◆ STATED EXERCISE: Search the records below for the word "JSON" and show every line where it occurs.

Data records
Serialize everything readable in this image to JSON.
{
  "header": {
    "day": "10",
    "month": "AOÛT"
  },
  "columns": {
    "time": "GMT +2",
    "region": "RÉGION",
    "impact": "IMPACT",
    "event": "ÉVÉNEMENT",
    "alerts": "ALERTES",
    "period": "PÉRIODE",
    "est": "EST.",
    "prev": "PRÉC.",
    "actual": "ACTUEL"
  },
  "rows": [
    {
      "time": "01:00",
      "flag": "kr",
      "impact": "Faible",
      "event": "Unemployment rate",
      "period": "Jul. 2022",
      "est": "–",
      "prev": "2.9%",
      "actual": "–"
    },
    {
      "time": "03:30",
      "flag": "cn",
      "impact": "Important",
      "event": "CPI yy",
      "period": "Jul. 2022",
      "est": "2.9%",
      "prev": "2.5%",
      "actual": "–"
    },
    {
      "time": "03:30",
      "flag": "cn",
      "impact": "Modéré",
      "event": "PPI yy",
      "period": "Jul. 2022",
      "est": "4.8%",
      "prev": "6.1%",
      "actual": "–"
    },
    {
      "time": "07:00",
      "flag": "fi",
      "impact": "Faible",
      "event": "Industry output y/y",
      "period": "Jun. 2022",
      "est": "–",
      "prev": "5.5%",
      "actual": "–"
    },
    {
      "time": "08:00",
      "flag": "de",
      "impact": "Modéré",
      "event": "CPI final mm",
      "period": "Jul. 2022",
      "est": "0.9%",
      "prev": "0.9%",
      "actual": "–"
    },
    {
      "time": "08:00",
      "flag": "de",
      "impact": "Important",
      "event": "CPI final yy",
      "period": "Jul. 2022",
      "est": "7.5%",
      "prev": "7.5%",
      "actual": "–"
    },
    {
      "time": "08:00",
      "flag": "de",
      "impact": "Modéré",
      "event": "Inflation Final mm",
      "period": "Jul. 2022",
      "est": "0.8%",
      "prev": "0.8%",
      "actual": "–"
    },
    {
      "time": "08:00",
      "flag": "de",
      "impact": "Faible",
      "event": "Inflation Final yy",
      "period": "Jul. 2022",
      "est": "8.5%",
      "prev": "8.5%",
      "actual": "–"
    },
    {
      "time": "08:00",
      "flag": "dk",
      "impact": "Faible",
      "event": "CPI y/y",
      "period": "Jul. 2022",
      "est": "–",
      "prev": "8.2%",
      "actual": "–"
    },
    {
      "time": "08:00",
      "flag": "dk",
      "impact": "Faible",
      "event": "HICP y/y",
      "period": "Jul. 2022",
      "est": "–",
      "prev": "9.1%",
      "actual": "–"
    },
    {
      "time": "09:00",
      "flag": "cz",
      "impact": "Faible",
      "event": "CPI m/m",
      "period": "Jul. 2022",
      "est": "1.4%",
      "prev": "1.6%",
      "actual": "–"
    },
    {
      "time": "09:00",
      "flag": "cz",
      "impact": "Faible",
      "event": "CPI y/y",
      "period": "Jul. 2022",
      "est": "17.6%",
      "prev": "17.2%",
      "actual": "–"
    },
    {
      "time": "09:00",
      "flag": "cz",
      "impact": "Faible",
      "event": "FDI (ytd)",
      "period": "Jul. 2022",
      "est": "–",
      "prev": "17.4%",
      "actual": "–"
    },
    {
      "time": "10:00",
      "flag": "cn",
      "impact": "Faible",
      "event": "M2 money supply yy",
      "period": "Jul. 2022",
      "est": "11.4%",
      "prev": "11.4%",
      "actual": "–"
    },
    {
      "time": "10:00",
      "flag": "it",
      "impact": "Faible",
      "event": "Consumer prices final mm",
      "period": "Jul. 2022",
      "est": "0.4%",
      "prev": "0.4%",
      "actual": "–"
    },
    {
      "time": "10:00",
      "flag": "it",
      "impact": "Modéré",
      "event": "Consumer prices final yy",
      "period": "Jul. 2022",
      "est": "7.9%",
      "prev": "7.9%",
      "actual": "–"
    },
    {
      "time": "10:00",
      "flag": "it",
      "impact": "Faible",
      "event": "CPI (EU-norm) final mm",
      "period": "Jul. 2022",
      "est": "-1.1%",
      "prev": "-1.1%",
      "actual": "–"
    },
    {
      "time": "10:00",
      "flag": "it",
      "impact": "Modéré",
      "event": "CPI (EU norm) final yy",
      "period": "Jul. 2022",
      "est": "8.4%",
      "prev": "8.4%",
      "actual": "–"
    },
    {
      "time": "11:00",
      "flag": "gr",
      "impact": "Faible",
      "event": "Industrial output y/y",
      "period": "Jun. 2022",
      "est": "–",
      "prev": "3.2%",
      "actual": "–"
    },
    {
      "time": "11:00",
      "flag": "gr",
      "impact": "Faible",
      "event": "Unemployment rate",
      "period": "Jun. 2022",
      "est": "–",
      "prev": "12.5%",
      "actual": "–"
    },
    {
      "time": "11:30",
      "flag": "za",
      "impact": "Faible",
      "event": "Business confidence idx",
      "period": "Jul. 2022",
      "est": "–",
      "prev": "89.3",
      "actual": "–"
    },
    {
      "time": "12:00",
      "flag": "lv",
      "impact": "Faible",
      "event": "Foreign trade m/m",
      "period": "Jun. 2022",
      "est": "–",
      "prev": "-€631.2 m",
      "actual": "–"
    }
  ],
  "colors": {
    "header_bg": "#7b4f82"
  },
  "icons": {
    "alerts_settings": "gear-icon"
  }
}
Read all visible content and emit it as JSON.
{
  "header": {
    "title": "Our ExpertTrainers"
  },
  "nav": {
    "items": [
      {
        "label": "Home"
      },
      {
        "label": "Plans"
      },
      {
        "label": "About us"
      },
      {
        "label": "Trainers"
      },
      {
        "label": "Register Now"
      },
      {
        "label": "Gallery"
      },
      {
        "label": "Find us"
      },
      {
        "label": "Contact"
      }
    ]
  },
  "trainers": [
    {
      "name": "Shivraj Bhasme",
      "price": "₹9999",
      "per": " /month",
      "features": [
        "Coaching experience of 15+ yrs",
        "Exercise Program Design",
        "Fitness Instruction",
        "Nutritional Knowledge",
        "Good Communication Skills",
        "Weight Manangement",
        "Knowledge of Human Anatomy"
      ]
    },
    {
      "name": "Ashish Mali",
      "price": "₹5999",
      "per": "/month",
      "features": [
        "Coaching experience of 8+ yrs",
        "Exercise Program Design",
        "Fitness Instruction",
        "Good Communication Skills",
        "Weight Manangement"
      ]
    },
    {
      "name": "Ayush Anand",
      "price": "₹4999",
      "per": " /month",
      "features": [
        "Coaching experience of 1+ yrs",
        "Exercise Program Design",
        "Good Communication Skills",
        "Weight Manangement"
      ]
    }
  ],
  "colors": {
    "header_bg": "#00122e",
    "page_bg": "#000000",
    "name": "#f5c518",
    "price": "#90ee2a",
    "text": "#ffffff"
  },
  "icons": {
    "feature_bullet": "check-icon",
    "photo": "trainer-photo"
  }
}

◆ EXERCISE RESULT:
Serialize everything readable in this image to JSON.
Read all visible content and emit it as JSON.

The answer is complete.